### WHAT TO DO
Repeat the lines of the listing below exactly, starting at the line that contains "Give me the" and running through the last line, both included, and only those.

◇ ◇ ◇ ◇ ◇ ◇ ◇

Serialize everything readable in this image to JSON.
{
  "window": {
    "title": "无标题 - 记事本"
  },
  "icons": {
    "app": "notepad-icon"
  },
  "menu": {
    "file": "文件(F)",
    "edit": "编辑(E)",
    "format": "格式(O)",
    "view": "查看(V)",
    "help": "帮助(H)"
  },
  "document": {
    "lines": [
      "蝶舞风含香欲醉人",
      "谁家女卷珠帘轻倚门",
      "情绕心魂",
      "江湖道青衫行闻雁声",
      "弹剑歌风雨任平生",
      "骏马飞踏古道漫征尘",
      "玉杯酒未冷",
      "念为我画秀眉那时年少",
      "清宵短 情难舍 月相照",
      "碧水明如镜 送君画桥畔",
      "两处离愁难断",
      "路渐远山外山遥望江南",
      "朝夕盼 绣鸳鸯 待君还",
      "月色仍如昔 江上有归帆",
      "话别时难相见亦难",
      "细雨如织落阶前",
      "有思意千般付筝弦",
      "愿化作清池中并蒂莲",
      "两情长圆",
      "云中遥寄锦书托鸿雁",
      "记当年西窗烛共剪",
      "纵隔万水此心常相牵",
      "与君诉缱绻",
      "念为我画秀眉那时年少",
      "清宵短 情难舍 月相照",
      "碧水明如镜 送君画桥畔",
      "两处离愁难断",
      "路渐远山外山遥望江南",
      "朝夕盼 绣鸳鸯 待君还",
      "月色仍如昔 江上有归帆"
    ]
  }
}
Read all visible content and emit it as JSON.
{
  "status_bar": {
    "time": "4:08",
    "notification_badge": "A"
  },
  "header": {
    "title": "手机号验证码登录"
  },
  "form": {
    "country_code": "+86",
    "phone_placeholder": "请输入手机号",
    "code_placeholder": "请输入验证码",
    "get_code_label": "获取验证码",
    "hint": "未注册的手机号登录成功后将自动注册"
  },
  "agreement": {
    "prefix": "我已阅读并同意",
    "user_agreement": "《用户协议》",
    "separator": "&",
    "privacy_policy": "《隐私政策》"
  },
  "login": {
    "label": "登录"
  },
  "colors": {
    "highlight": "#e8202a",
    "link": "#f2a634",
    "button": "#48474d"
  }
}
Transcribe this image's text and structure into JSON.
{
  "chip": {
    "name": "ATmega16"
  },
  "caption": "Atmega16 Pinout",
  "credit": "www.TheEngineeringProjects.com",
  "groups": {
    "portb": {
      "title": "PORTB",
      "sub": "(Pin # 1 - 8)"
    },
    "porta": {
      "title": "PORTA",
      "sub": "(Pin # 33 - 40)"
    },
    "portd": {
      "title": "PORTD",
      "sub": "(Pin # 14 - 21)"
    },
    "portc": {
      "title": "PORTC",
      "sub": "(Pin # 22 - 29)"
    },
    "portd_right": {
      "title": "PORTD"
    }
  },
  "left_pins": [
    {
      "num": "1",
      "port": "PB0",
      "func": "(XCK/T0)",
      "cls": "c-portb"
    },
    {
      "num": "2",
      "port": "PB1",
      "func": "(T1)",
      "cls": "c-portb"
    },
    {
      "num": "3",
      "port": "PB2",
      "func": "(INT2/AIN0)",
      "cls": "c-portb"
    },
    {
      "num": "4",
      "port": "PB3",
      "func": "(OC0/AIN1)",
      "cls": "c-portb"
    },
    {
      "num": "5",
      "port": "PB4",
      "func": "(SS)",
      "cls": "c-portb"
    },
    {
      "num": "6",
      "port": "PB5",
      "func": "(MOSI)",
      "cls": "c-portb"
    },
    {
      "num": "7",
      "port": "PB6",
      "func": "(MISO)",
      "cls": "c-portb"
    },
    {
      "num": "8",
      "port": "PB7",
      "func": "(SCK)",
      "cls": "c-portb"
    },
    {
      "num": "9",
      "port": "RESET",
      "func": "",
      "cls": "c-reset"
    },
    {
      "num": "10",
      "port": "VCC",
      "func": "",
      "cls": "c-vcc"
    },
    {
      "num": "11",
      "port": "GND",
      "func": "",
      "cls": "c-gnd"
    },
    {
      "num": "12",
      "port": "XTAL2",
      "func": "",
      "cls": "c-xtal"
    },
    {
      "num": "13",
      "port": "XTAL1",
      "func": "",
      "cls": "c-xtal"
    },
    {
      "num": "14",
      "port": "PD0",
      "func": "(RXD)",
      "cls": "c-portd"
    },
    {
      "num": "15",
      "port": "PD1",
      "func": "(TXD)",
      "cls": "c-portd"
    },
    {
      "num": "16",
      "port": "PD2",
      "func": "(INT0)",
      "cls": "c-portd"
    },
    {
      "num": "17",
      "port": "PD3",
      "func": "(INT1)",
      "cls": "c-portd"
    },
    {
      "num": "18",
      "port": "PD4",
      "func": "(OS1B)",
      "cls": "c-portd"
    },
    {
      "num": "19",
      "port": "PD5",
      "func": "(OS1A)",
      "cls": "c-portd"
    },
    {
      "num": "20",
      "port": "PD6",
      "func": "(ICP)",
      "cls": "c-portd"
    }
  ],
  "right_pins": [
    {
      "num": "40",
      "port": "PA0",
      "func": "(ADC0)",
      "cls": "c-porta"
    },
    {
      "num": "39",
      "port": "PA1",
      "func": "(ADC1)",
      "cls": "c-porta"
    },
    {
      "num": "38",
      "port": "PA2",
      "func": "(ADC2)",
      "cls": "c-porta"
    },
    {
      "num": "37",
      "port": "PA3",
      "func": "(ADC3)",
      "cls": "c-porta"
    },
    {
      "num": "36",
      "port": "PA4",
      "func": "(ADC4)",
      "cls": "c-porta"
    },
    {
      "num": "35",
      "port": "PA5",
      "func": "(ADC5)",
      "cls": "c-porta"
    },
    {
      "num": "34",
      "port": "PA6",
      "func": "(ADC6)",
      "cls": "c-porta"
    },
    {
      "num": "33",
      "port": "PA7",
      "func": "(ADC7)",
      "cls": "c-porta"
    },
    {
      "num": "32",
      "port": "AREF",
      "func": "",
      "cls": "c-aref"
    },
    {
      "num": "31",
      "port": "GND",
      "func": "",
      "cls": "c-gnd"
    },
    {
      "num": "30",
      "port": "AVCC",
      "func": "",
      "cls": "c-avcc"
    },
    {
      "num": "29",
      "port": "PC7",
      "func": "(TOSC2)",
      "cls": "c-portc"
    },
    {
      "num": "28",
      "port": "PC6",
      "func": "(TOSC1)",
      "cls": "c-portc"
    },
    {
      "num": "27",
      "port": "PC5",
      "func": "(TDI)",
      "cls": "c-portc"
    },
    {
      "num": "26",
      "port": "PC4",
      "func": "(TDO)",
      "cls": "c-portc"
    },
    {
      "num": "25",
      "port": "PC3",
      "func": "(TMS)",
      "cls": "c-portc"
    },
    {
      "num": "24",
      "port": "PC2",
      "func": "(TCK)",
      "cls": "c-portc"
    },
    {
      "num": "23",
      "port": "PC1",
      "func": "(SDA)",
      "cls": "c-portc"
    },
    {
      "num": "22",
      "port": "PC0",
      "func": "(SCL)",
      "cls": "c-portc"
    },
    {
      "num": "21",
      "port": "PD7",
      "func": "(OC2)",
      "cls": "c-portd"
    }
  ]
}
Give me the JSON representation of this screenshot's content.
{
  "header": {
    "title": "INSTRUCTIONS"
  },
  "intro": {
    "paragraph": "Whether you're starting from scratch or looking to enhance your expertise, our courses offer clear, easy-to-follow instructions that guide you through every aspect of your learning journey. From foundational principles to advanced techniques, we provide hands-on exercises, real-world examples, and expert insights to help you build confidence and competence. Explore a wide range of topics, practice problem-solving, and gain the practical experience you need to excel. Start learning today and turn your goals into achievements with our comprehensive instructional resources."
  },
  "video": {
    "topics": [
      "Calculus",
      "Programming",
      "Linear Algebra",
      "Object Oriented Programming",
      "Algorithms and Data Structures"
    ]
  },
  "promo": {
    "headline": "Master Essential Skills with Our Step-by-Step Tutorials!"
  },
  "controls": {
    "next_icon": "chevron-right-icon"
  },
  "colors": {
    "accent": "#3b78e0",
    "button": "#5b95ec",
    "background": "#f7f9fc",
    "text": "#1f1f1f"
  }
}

◇ ◇ ◇ ◇ ◇ ◇ ◇

### SOLUTION TO THE PROBLEM
Give me the JSON representation of this screenshot's content.
{
  "header": {
    "title": "INSTRUCTIONS"
  },
  "intro": {
    "paragraph": "Whether you're starting from scratch or looking to enhance your expertise, our courses offer clear, easy-to-follow instructions that guide you through every aspect of your learning journey. From foundational principles to advanced techniques, we provide hands-on exercises, real-world examples, and expert insights to help you build confidence and competence. Explore a wide range of topics, practice problem-solving, and gain the practical experience you need to excel. Start learning today and turn your goals into achievements with our comprehensive instructional resources."
  },
  "video": {
    "topics": [
      "Calculus",
      "Programming",
      "Linear Algebra",
      "Object Oriented Programming",
      "Algorithms and Data Structures"
    ]
  },
  "promo": {
    "headline": "Master Essential Skills with Our Step-by-Step Tutorials!"
  },
  "controls": {
    "next_icon": "chevron-right-icon"
  },
  "colors": {
    "accent": "#3b78e0",
    "button": "#5b95ec",
    "background": "#f7f9fc",
    "text": "#1f1f1f"
  }
}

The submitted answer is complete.